__TASK GOAL__. Below is a block of data; give all of it again word for word.

__DATA ENTRIES__.
# # # #

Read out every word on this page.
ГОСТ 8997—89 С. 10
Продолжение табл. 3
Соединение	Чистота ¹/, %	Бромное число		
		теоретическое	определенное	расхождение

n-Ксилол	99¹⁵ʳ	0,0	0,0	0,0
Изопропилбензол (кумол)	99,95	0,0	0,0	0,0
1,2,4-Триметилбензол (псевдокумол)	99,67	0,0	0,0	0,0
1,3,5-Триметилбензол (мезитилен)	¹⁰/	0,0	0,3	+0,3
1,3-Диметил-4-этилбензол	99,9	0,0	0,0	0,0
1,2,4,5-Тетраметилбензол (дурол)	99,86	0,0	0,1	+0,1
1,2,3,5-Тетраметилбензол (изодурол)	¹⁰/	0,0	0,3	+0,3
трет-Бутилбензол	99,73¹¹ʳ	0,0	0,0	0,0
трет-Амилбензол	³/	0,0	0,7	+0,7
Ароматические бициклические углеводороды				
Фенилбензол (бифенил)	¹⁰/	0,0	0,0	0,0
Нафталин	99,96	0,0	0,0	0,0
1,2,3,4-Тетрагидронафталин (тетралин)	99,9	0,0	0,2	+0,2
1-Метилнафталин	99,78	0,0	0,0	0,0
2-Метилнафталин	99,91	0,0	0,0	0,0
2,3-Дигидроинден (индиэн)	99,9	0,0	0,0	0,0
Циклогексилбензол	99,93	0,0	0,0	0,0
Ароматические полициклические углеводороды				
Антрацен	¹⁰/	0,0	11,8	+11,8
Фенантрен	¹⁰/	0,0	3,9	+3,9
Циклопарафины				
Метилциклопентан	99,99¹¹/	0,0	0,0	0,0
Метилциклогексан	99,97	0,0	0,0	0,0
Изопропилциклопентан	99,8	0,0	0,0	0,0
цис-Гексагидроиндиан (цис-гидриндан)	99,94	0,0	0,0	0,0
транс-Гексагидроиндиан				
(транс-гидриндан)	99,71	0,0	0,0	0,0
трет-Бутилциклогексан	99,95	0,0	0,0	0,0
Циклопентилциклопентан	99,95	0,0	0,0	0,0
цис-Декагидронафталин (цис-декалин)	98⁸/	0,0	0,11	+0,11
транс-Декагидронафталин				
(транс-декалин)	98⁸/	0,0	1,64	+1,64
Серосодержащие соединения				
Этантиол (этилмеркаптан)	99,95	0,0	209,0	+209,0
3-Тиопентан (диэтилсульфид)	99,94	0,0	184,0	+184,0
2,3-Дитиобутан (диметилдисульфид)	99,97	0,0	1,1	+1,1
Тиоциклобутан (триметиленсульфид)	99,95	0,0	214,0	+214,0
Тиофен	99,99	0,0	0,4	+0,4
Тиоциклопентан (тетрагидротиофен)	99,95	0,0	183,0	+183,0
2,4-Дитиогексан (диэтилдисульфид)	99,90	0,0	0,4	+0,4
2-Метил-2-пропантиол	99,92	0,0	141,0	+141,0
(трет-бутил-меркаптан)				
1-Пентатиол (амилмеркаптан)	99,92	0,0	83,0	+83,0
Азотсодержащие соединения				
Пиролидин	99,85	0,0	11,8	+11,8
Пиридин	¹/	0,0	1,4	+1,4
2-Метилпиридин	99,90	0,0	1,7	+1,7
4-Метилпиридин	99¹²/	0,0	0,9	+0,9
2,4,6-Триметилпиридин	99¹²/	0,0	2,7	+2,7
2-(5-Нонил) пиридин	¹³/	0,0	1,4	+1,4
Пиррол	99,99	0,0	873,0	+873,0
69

# # # #

__CORRECT ANSWER__.
Read out every word on this page.
ГОСТ 8997—89 С. 10
Продолжение табл. 3
Соединение	Чистота ¹/, %	Бромное число		
		теоретическое	определенное	расхождение

n-Ксилол	99¹⁵ʳ	0,0	0,0	0,0
Изопропилбензол (кумол)	99,95	0,0	0,0	0,0
1,2,4-Триметилбензол (псевдокумол)	99,67	0,0	0,0	0,0
1,3,5-Триметилбензол (мезитилен)	¹⁰/	0,0	0,3	+0,3
1,3-Диметил-4-этилбензол	99,9	0,0	0,0	0,0
1,2,4,5-Тетраметилбензол (дурол)	99,86	0,0	0,1	+0,1
1,2,3,5-Тетраметилбензол (изодурол)	¹⁰/	0,0	0,3	+0,3
трет-Бутилбензол	99,73¹¹ʳ	0,0	0,0	0,0
трет-Амилбензол	³/	0,0	0,7	+0,7
Ароматические бициклические углеводороды				
Фенилбензол (бифенил)	¹⁰/	0,0	0,0	0,0
Нафталин	99,96	0,0	0,0	0,0
1,2,3,4-Тетрагидронафталин (тетралин)	99,9	0,0	0,2	+0,2
1-Метилнафталин	99,78	0,0	0,0	0,0
2-Метилнафталин	99,91	0,0	0,0	0,0
2,3-Дигидроинден (индиэн)	99,9	0,0	0,0	0,0
Циклогексилбензол	99,93	0,0	0,0	0,0
Ароматические полициклические углеводороды				
Антрацен	¹⁰/	0,0	11,8	+11,8
Фенантрен	¹⁰/	0,0	3,9	+3,9
Циклопарафины				
Метилциклопентан	99,99¹¹/	0,0	0,0	0,0
Метилциклогексан	99,97	0,0	0,0	0,0
Изопропилциклопентан	99,8	0,0	0,0	0,0
цис-Гексагидроиндиан (цис-гидриндан)	99,94	0,0	0,0	0,0
транс-Гексагидроиндиан				
(транс-гидриндан)	99,71	0,0	0,0	0,0
трет-Бутилциклогексан	99,95	0,0	0,0	0,0
Циклопентилциклопентан	99,95	0,0	0,0	0,0
цис-Декагидронафталин (цис-декалин)	98⁸/	0,0	0,11	+0,11
транс-Декагидронафталин				
(транс-декалин)	98⁸/	0,0	1,64	+1,64
Серосодержащие соединения				
Этантиол (этилмеркаптан)	99,95	0,0	209,0	+209,0
3-Тиопентан (диэтилсульфид)	99,94	0,0	184,0	+184,0
2,3-Дитиобутан (диметилдисульфид)	99,97	0,0	1,1	+1,1
Тиоциклобутан (триметиленсульфид)	99,95	0,0	214,0	+214,0
Тиофен	99,99	0,0	0,4	+0,4
Тиоциклопентан (тетрагидротиофен)	99,95	0,0	183,0	+183,0
2,4-Дитиогексан (диэтилдисульфид)	99,90	0,0	0,4	+0,4
2-Метил-2-пропантиол	99,92	0,0	141,0	+141,0
(трет-бутил-меркаптан)				
1-Пентатиол (амилмеркаптан)	99,92	0,0	83,0	+83,0
Азотсодержащие соединения				
Пиролидин	99,85	0,0	11,8	+11,8
Пиридин	¹/	0,0	1,4	+1,4
2-Метилпиридин	99,90	0,0	1,7	+1,7
4-Метилпиридин	99¹²/	0,0	0,9	+0,9
2,4,6-Триметилпиридин	99¹²/	0,0	2,7	+2,7
2-(5-Нонил) пиридин	¹³/	0,0	1,4	+1,4
Пиррол	99,99	0,0	873,0	+873,0
69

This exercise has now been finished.